• OBJECTIVE
Look through the data below and return each line where "events" appears.

• Source data
[start]

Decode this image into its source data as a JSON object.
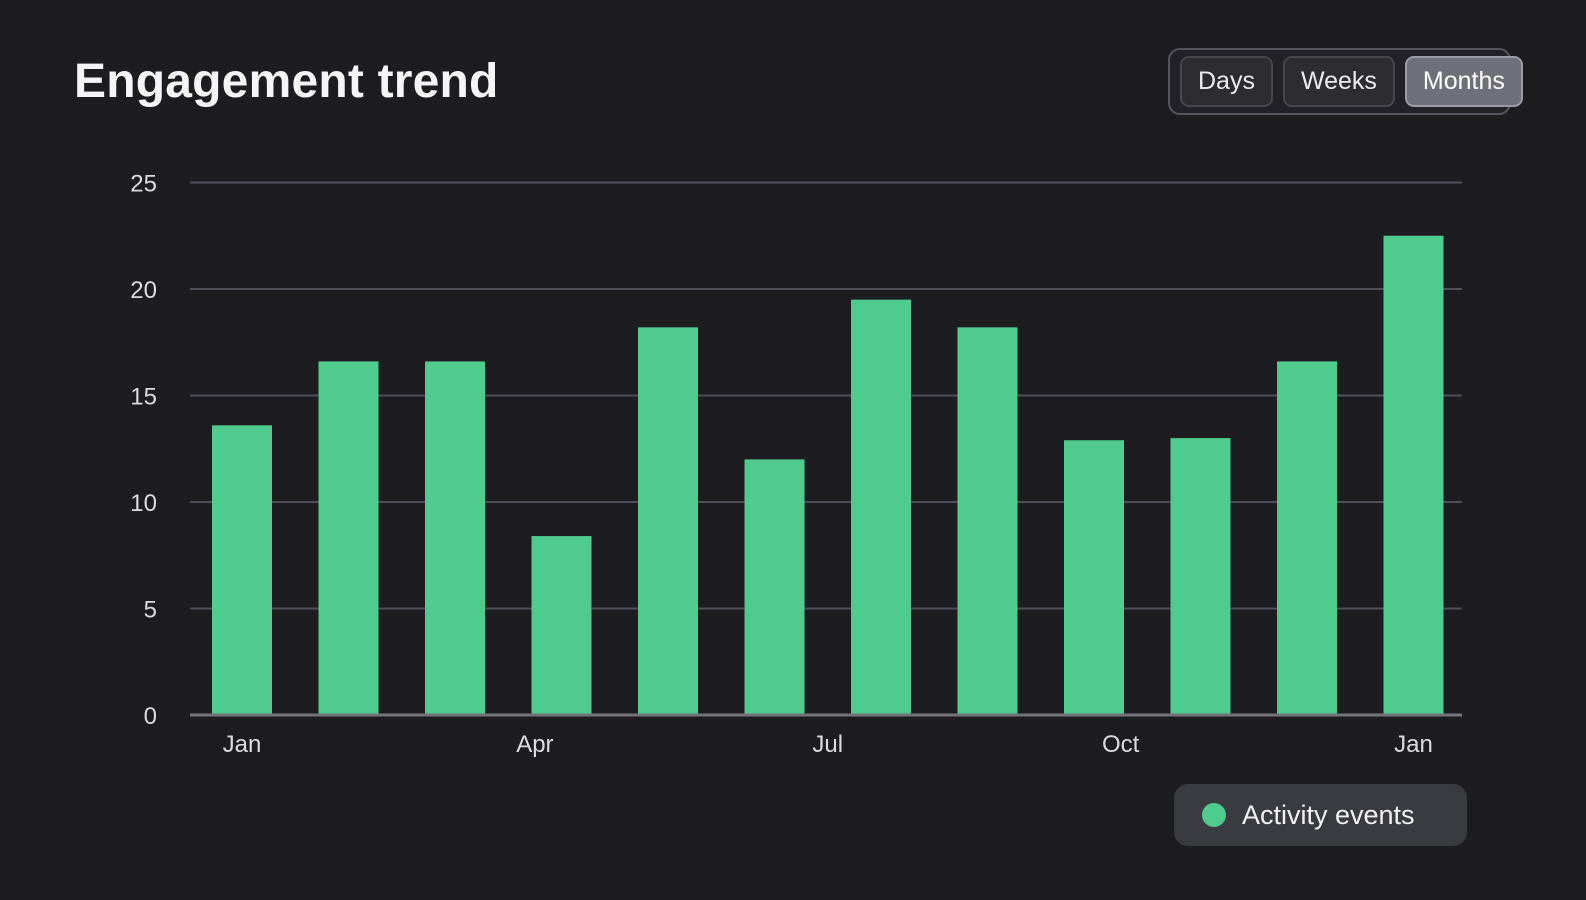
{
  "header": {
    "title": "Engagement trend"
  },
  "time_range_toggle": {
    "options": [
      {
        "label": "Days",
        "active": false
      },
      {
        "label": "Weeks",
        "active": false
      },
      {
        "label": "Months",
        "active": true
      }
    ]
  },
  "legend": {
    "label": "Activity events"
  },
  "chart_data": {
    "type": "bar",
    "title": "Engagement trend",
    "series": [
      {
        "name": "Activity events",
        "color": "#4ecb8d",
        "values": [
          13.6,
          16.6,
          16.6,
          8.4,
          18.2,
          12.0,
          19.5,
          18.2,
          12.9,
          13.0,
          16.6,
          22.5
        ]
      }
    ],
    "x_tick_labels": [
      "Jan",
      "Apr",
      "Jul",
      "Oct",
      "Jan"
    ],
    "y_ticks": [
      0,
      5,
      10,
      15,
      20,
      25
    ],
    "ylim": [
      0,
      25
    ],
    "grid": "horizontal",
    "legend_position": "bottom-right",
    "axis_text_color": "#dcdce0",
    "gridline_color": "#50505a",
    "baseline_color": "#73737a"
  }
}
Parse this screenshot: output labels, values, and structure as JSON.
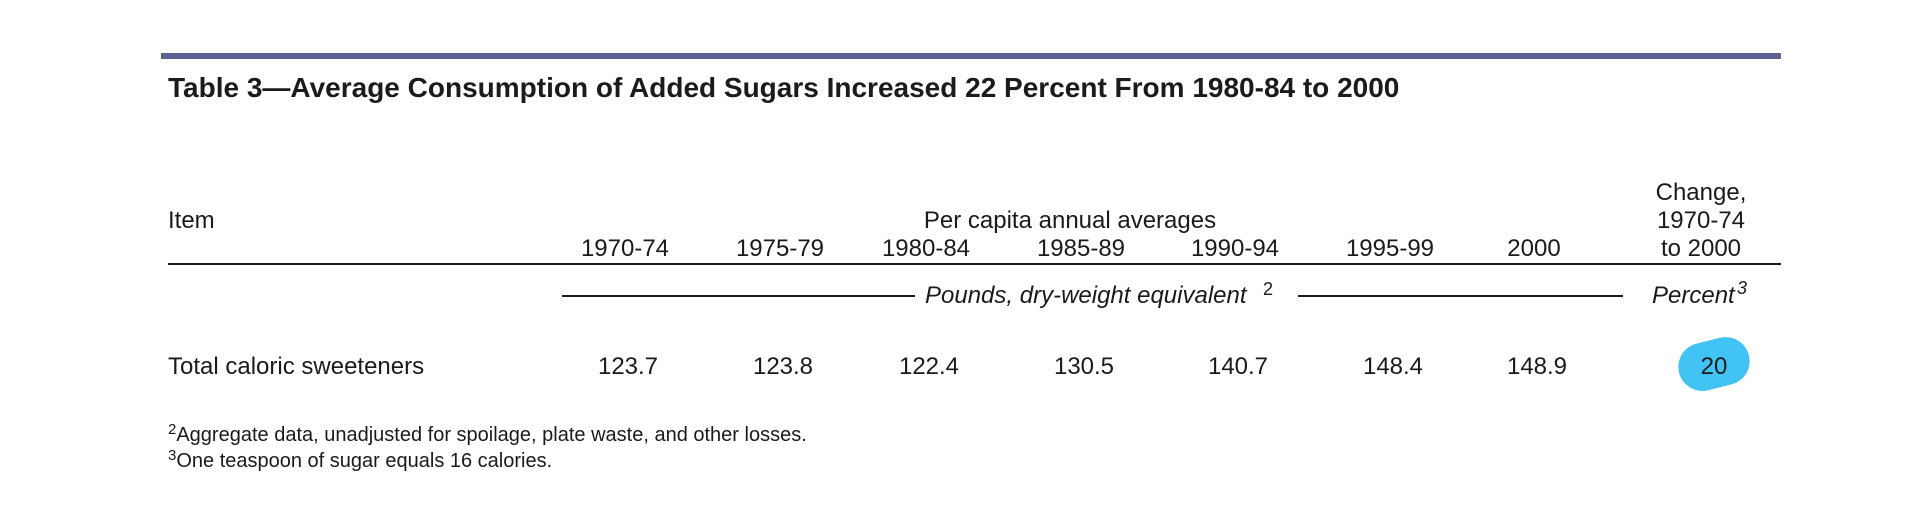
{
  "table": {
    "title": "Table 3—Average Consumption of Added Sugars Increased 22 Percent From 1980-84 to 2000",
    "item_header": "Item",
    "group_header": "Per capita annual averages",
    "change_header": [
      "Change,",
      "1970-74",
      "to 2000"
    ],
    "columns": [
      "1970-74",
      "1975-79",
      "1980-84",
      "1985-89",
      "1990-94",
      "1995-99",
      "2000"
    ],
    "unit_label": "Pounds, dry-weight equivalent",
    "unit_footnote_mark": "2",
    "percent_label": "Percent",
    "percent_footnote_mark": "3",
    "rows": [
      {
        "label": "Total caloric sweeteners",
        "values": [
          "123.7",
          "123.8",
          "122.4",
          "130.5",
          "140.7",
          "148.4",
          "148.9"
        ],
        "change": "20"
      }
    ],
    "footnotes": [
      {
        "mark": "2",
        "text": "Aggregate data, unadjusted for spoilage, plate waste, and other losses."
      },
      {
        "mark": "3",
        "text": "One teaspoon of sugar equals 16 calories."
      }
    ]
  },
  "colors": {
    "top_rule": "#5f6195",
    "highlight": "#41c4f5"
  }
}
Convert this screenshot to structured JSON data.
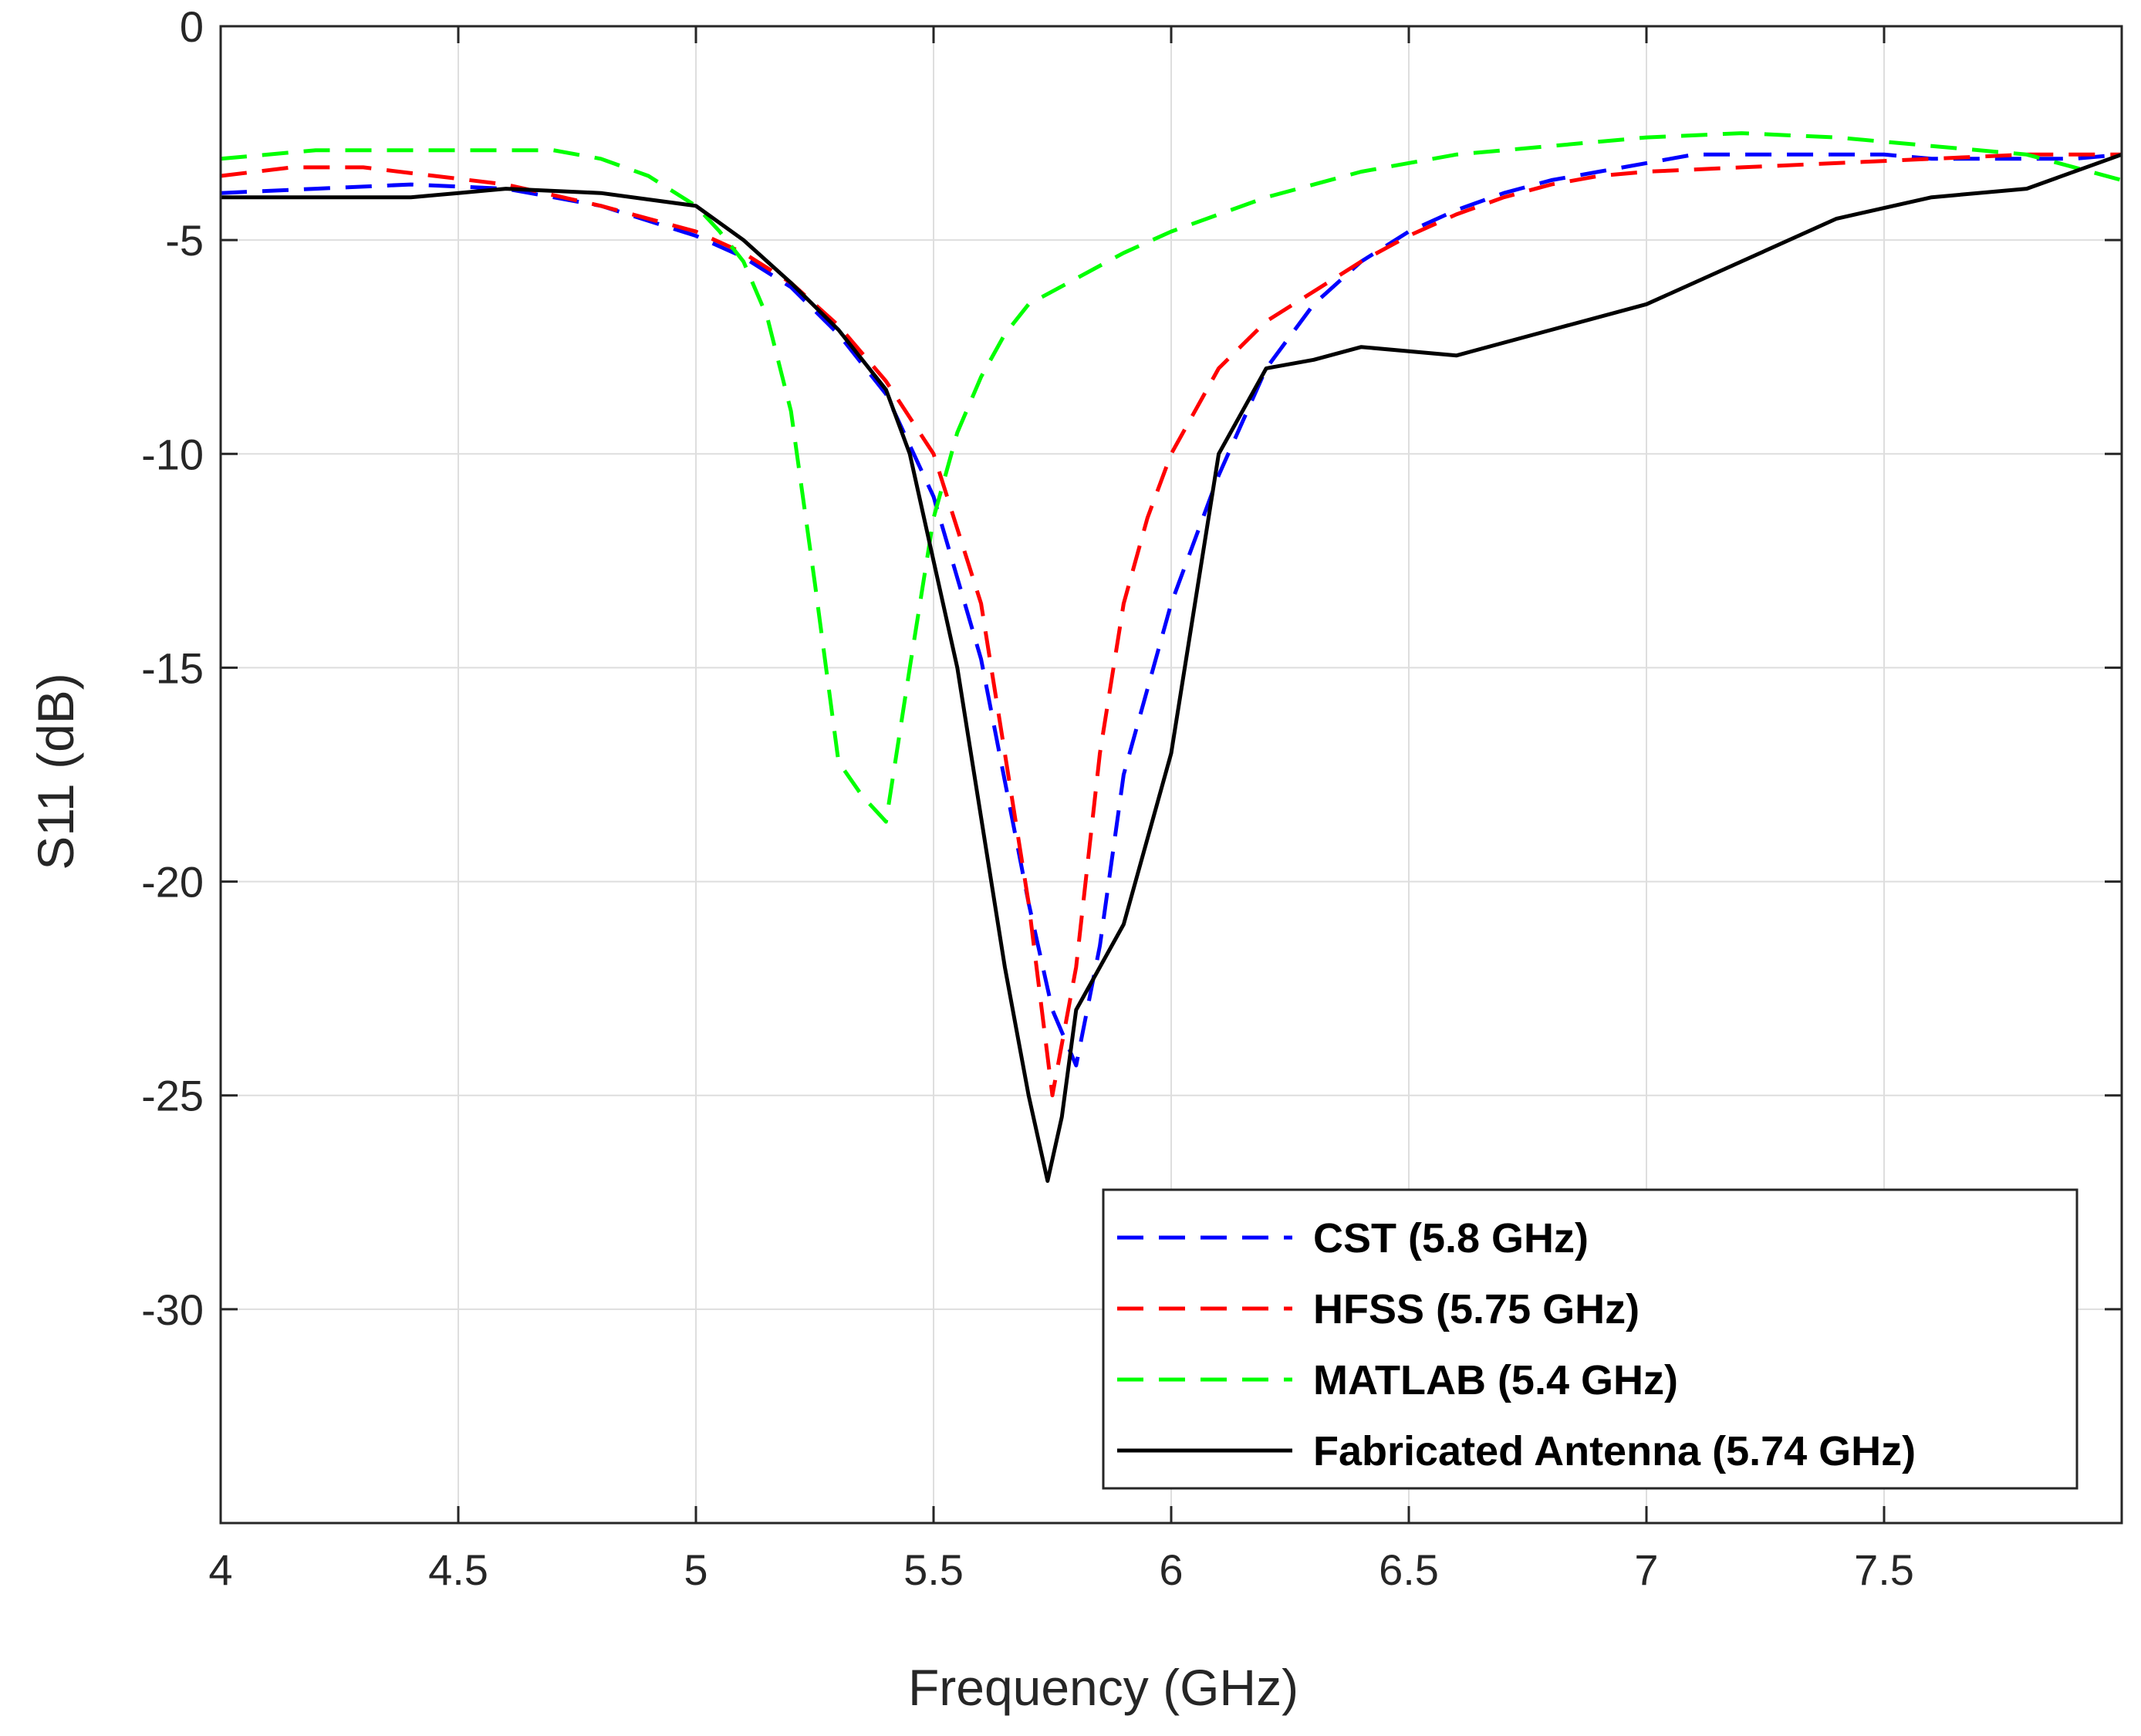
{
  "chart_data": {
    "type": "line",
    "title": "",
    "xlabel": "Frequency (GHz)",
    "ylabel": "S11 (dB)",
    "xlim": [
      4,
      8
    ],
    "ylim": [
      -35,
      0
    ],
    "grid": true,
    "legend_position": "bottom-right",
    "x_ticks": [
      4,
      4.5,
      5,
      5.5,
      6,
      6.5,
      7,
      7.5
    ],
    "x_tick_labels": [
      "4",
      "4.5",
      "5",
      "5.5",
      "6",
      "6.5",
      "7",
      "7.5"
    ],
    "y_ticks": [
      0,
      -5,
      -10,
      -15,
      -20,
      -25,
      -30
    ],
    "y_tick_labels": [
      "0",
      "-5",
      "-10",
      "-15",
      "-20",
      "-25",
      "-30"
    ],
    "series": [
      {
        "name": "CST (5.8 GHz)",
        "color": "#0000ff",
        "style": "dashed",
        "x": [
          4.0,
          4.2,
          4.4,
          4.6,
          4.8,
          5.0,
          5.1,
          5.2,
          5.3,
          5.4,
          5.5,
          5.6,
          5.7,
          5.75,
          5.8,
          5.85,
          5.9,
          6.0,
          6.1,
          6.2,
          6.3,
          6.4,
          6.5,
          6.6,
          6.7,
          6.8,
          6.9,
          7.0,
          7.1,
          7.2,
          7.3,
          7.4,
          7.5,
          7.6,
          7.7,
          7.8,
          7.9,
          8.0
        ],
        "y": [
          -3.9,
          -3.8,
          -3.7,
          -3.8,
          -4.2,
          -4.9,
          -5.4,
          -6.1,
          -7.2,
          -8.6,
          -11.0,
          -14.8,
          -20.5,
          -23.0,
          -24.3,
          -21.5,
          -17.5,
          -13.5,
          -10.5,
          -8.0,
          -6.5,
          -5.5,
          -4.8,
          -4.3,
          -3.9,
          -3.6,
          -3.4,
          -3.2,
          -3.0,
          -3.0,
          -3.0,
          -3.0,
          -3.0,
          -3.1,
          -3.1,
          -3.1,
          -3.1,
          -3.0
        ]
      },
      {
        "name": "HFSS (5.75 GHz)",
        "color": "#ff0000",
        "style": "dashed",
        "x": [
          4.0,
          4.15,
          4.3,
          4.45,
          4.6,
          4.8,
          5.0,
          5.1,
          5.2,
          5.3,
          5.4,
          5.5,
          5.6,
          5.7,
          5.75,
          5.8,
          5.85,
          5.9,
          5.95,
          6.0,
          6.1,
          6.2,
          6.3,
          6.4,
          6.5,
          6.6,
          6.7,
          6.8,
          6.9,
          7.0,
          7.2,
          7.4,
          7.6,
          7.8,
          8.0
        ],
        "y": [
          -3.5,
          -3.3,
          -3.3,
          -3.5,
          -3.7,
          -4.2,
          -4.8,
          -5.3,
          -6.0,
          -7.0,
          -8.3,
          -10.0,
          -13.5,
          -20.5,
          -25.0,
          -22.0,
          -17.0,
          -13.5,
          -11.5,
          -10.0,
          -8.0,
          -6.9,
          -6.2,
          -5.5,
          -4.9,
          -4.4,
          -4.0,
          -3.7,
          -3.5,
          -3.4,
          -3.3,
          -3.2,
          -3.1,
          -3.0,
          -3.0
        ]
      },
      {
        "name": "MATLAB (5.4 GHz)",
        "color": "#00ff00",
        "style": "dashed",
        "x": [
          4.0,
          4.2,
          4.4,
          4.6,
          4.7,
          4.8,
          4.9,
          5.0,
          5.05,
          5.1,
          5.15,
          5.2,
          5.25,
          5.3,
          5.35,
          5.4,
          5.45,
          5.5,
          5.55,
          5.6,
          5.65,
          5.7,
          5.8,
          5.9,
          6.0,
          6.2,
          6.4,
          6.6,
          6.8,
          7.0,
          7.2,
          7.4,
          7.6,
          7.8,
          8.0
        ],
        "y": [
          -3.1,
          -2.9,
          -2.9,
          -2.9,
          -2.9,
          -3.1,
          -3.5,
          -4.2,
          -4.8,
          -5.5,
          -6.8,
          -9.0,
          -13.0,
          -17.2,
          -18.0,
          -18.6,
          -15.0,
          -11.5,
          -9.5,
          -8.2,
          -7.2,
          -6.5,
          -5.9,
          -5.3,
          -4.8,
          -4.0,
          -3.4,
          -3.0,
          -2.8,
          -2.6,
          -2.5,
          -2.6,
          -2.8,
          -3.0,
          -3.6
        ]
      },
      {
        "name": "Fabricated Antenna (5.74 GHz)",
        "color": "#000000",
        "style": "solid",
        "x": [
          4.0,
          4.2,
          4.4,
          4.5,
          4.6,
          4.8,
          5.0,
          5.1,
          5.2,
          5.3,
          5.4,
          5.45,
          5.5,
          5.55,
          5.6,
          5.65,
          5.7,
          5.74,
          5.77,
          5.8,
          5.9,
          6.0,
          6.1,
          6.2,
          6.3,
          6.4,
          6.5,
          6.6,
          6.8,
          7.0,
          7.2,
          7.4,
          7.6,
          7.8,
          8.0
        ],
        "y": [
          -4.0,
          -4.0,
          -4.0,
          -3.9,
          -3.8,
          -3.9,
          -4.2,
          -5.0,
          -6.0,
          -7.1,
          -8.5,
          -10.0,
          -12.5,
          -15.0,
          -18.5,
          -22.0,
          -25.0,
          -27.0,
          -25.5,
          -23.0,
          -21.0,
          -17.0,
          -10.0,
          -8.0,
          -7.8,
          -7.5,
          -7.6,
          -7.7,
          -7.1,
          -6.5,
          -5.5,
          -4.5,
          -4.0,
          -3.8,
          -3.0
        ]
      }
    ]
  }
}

[end]

• RESPONSE TO THIS TASK
    "label": "Activity events"
        "name": "Activity events",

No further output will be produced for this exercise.